─── Data extract

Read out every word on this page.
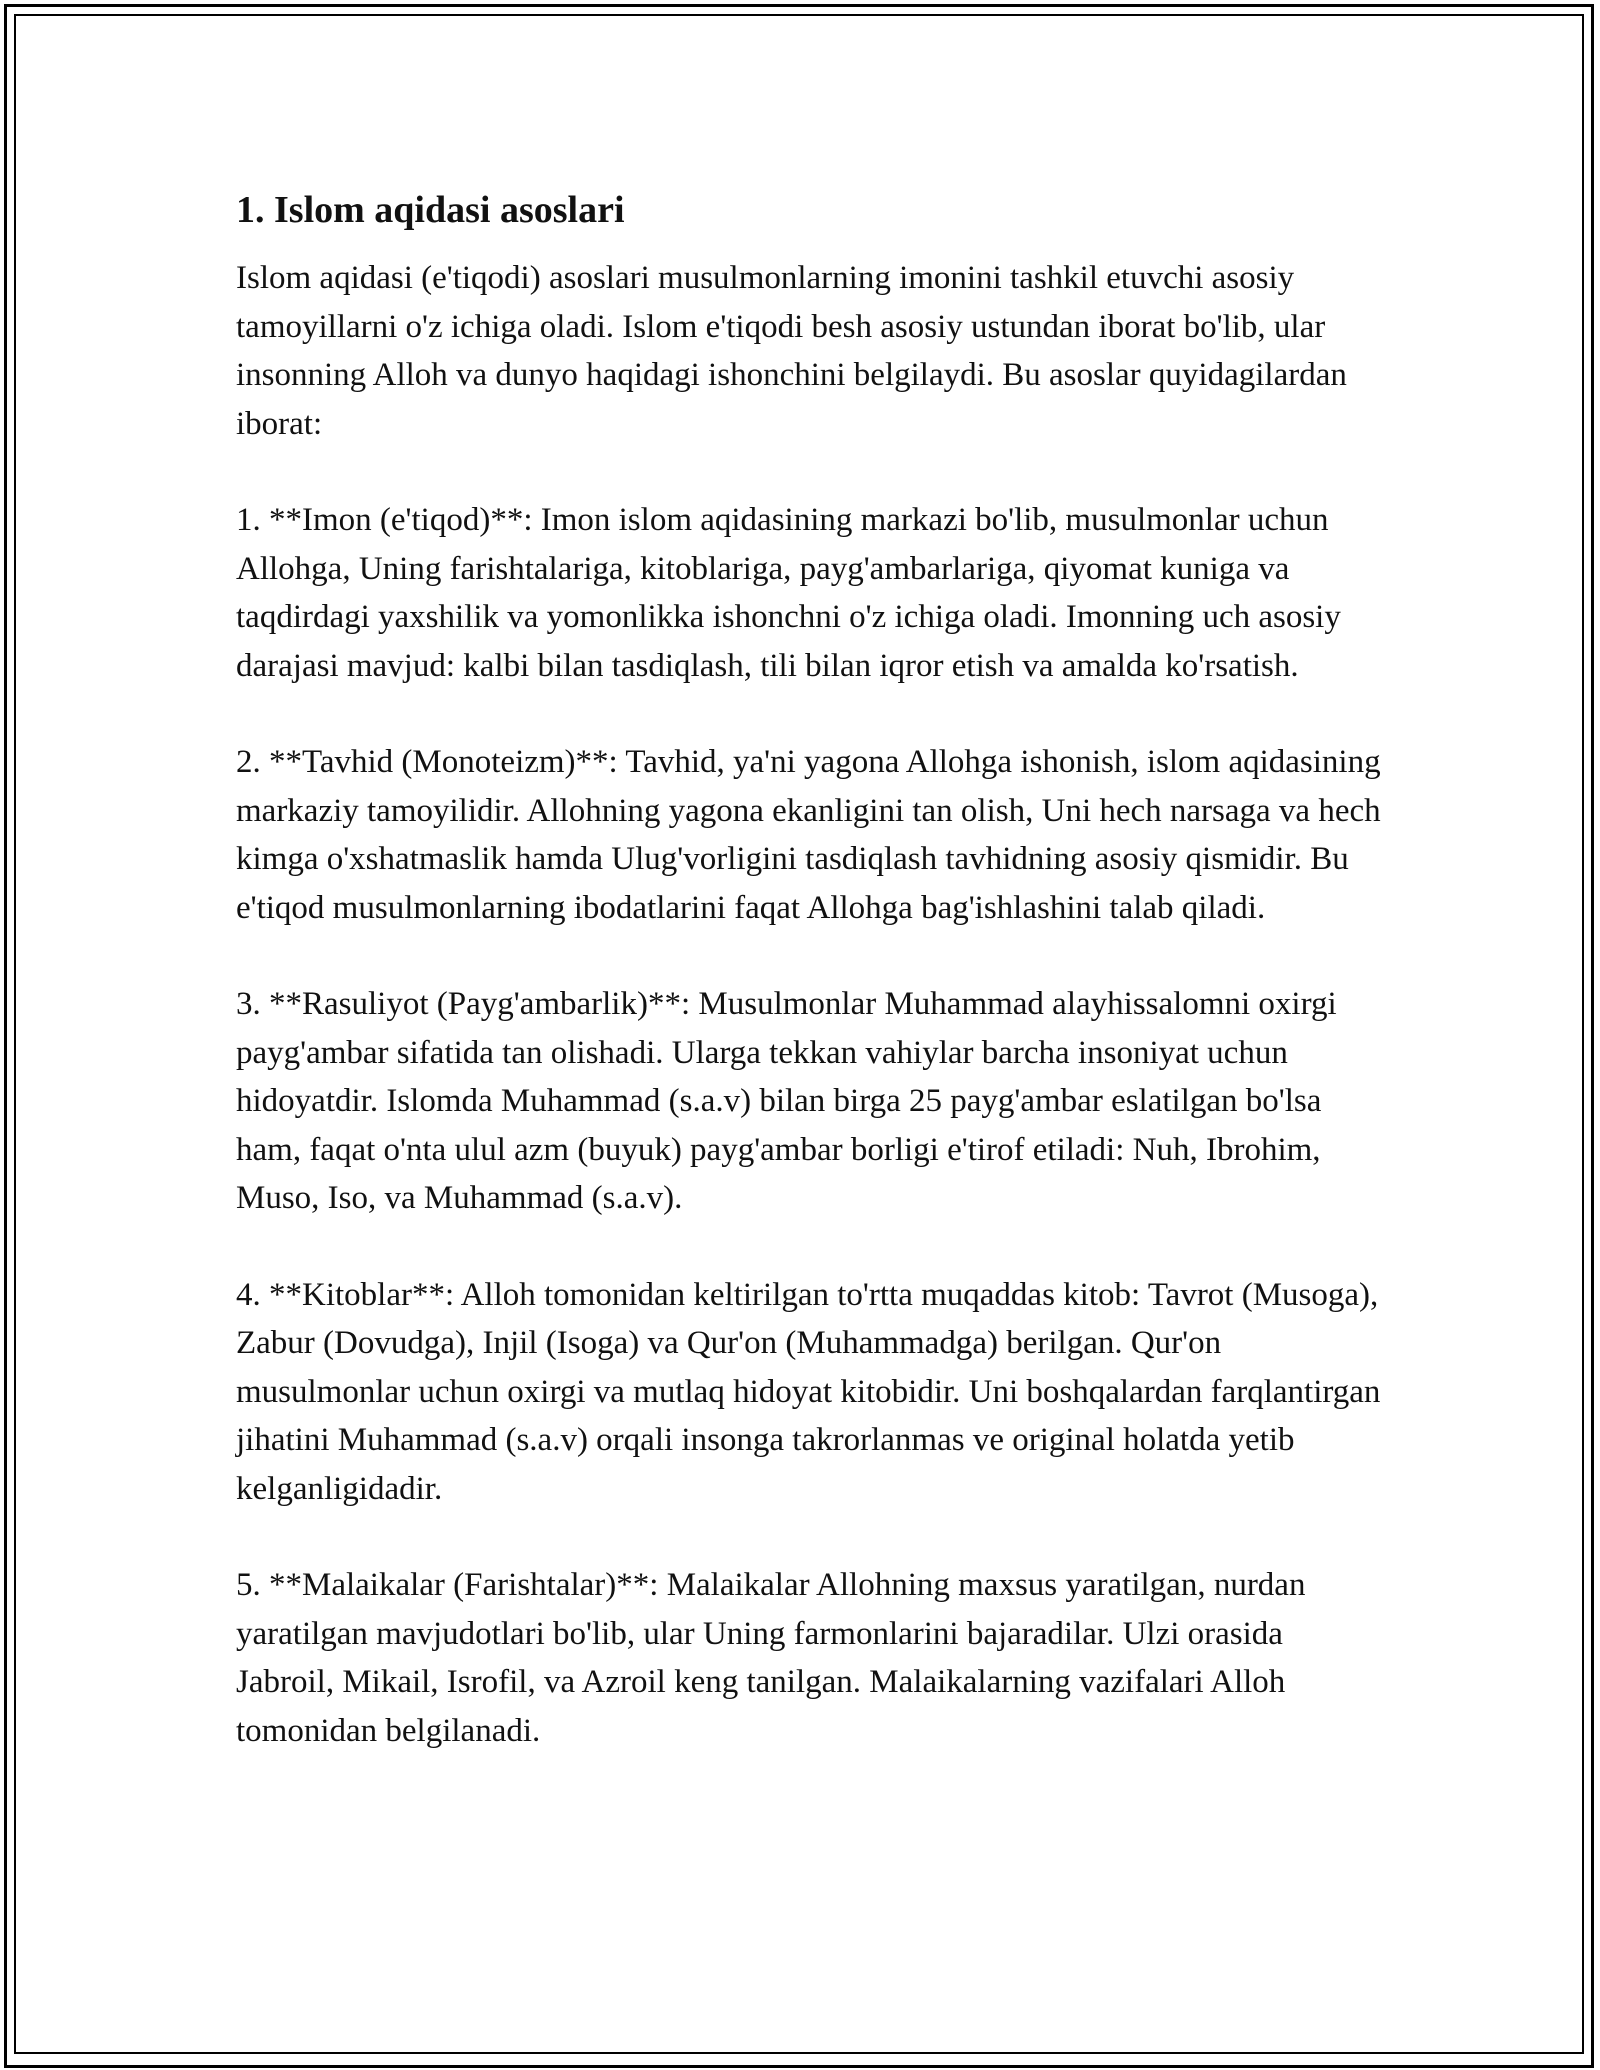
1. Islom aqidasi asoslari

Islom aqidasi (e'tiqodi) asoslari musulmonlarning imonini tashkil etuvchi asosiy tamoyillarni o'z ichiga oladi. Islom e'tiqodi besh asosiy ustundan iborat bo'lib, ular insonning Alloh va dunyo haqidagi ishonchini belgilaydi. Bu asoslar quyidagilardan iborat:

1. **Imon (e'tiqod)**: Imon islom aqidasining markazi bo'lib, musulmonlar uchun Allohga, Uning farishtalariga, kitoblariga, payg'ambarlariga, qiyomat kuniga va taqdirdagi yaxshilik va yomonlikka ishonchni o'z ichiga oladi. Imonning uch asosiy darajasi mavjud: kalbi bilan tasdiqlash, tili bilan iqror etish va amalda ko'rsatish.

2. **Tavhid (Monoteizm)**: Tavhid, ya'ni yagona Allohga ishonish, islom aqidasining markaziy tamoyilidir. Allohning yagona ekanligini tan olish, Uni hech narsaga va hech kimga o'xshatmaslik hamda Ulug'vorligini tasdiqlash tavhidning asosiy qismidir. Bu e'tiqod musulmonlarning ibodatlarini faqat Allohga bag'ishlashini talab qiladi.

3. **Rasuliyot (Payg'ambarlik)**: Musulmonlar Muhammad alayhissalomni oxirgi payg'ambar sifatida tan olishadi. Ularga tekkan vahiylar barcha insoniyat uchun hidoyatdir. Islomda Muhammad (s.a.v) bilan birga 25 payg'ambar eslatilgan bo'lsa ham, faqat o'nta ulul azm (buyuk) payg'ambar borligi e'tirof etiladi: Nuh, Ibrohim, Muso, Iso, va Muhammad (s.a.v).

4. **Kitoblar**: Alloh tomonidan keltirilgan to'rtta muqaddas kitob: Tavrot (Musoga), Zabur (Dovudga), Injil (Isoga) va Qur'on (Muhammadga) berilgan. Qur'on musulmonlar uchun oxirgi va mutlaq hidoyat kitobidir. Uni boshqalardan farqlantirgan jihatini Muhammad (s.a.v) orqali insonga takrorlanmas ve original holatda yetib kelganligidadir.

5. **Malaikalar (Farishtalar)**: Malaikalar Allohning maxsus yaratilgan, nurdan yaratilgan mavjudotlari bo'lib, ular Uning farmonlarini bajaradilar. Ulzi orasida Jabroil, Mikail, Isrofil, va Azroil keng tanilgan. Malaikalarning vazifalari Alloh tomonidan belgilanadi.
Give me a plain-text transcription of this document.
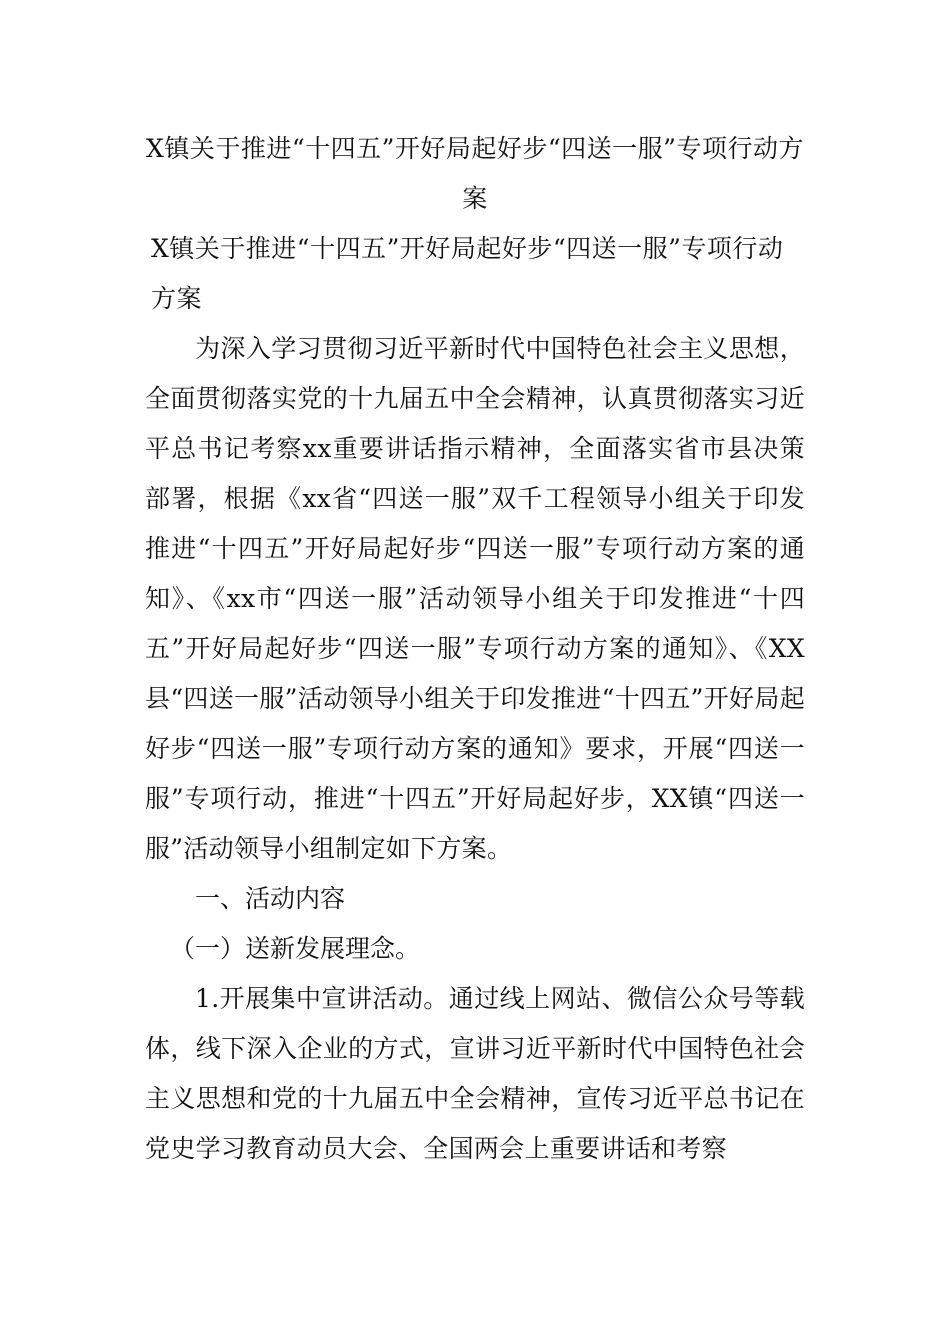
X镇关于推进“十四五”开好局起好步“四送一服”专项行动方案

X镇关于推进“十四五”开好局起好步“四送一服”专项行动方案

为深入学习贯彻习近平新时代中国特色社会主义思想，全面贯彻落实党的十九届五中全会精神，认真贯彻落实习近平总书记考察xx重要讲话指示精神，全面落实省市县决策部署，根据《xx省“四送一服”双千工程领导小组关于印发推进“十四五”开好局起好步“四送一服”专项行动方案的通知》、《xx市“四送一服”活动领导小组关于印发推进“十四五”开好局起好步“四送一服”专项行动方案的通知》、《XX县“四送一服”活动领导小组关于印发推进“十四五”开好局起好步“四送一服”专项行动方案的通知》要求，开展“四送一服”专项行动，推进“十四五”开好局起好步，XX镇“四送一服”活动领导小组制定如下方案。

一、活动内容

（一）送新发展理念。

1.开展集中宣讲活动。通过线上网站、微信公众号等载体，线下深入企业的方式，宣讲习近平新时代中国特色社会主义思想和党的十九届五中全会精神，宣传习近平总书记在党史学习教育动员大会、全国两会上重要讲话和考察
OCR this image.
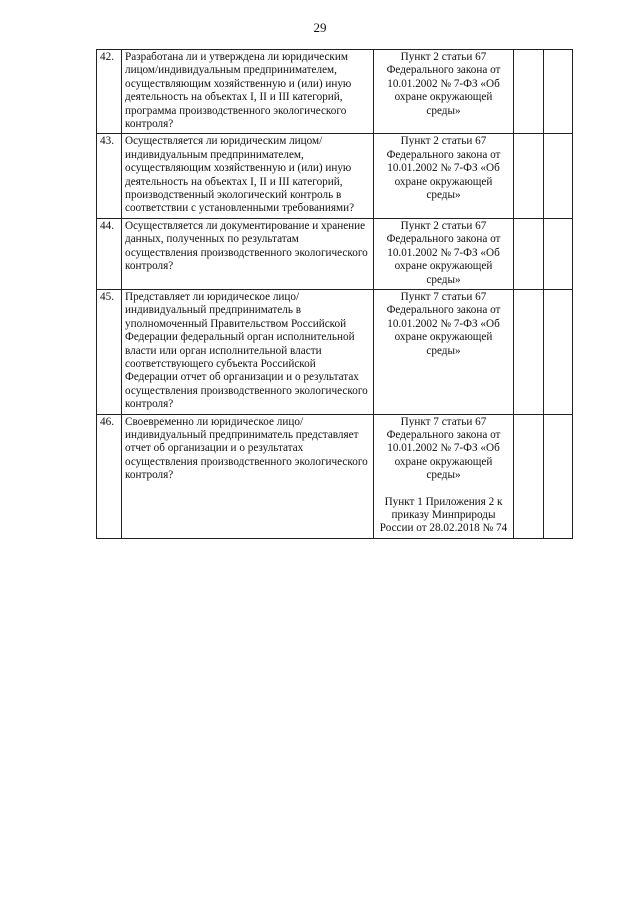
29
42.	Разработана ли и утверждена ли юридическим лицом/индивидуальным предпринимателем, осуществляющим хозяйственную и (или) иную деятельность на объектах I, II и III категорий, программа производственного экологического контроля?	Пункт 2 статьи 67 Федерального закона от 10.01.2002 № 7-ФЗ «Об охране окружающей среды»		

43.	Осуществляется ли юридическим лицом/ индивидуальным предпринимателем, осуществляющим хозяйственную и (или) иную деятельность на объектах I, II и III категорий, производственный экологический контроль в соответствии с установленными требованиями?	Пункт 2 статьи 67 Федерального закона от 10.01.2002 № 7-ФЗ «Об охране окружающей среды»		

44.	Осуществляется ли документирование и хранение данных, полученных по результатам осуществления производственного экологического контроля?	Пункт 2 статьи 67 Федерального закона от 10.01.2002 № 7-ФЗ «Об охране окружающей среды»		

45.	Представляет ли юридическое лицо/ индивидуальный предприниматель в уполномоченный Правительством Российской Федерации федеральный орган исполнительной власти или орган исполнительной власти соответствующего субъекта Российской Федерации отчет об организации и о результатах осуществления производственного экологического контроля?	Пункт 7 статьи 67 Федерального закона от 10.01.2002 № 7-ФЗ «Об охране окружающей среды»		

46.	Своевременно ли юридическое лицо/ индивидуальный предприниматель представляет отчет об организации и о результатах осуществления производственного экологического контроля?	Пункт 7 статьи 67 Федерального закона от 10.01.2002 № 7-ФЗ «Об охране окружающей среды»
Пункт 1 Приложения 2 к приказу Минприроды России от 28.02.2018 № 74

──────

Restate the entire listing word for word, excluding pictures.

# Answer to the problem
Read out every word on this page.
1. Islom aqidasi asoslari

Islom aqidasi (e'tiqodi) asoslari musulmonlarning imonini tashkil etuvchi asosiy tamoyillarni o'z ichiga oladi. Islom e'tiqodi besh asosiy ustundan iborat bo'lib, ular insonning Alloh va dunyo haqidagi ishonchini belgilaydi. Bu asoslar quyidagilardan iborat:

1. **Imon (e'tiqod)**: Imon islom aqidasining markazi bo'lib, musulmonlar uchun Allohga, Uning farishtalariga, kitoblariga, payg'ambarlariga, qiyomat kuniga va taqdirdagi yaxshilik va yomonlikka ishonchni o'z ichiga oladi. Imonning uch asosiy darajasi mavjud: kalbi bilan tasdiqlash, tili bilan iqror etish va amalda ko'rsatish.

2. **Tavhid (Monoteizm)**: Tavhid, ya'ni yagona Allohga ishonish, islom aqidasining markaziy tamoyilidir. Allohning yagona ekanligini tan olish, Uni hech narsaga va hech kimga o'xshatmaslik hamda Ulug'vorligini tasdiqlash tavhidning asosiy qismidir. Bu e'tiqod musulmonlarning ibodatlarini faqat Allohga bag'ishlashini talab qiladi.

3. **Rasuliyot (Payg'ambarlik)**: Musulmonlar Muhammad alayhissalomni oxirgi payg'ambar sifatida tan olishadi. Ularga tekkan vahiylar barcha insoniyat uchun hidoyatdir. Islomda Muhammad (s.a.v) bilan birga 25 payg'ambar eslatilgan bo'lsa ham, faqat o'nta ulul azm (buyuk) payg'ambar borligi e'tirof etiladi: Nuh, Ibrohim, Muso, Iso, va Muhammad (s.a.v).

4. **Kitoblar**: Alloh tomonidan keltirilgan to'rtta muqaddas kitob: Tavrot (Musoga), Zabur (Dovudga), Injil (Isoga) va Qur'on (Muhammadga) berilgan. Qur'on musulmonlar uchun oxirgi va mutlaq hidoyat kitobidir. Uni boshqalardan farqlantirgan jihatini Muhammad (s.a.v) orqali insonga takrorlanmas ve original holatda yetib kelganligidadir.

5. **Malaikalar (Farishtalar)**: Malaikalar Allohning maxsus yaratilgan, nurdan yaratilgan mavjudotlari bo'lib, ular Uning farmonlarini bajaradilar. Ulzi orasida Jabroil, Mikail, Isrofil, va Azroil keng tanilgan. Malaikalarning vazifalari Alloh tomonidan belgilanadi.
Give me a plain-text transcription of this document.
X镇关于推进“十四五”开好局起好步“四送一服”专项行动方案

X镇关于推进“十四五”开好局起好步“四送一服”专项行动方案

为深入学习贯彻习近平新时代中国特色社会主义思想，全面贯彻落实党的十九届五中全会精神，认真贯彻落实习近平总书记考察xx重要讲话指示精神，全面落实省市县决策部署，根据《xx省“四送一服”双千工程领导小组关于印发推进“十四五”开好局起好步“四送一服”专项行动方案的通知》、《xx市“四送一服”活动领导小组关于印发推进“十四五”开好局起好步“四送一服”专项行动方案的通知》、《XX县“四送一服”活动领导小组关于印发推进“十四五”开好局起好步“四送一服”专项行动方案的通知》要求，开展“四送一服”专项行动，推进“十四五”开好局起好步，XX镇“四送一服”活动领导小组制定如下方案。

一、活动内容

（一）送新发展理念。

1.开展集中宣讲活动。通过线上网站、微信公众号等载体，线下深入企业的方式，宣讲习近平新时代中国特色社会主义思想和党的十九届五中全会精神，宣传习近平总书记在党史学习教育动员大会、全国两会上重要讲话和考察
OCR this image.
29
42.	Разработана ли и утверждена ли юридическим лицом/индивидуальным предпринимателем, осуществляющим хозяйственную и (или) иную деятельность на объектах I, II и III категорий, программа производственного экологического контроля?	Пункт 2 статьи 67 Федерального закона от 10.01.2002 № 7-ФЗ «Об охране окружающей среды»		

43.	Осуществляется ли юридическим лицом/ индивидуальным предпринимателем, осуществляющим хозяйственную и (или) иную деятельность на объектах I, II и III категорий, производственный экологический контроль в соответствии с установленными требованиями?	Пункт 2 статьи 67 Федерального закона от 10.01.2002 № 7-ФЗ «Об охране окружающей среды»		

44.	Осуществляется ли документирование и хранение данных, полученных по результатам осуществления производственного экологического контроля?	Пункт 2 статьи 67 Федерального закона от 10.01.2002 № 7-ФЗ «Об охране окружающей среды»		

45.	Представляет ли юридическое лицо/ индивидуальный предприниматель в уполномоченный Правительством Российской Федерации федеральный орган исполнительной власти или орган исполнительной власти соответствующего субъекта Российской Федерации отчет об организации и о результатах осуществления производственного экологического контроля?	Пункт 7 статьи 67 Федерального закона от 10.01.2002 № 7-ФЗ «Об охране окружающей среды»		

46.	Своевременно ли юридическое лицо/ индивидуальный предприниматель представляет отчет об организации и о результатах осуществления производственного экологического контроля?	Пункт 7 статьи 67 Федерального закона от 10.01.2002 № 7-ФЗ «Об охране окружающей среды»
Пункт 1 Приложения 2 к приказу Минприроды России от 28.02.2018 № 74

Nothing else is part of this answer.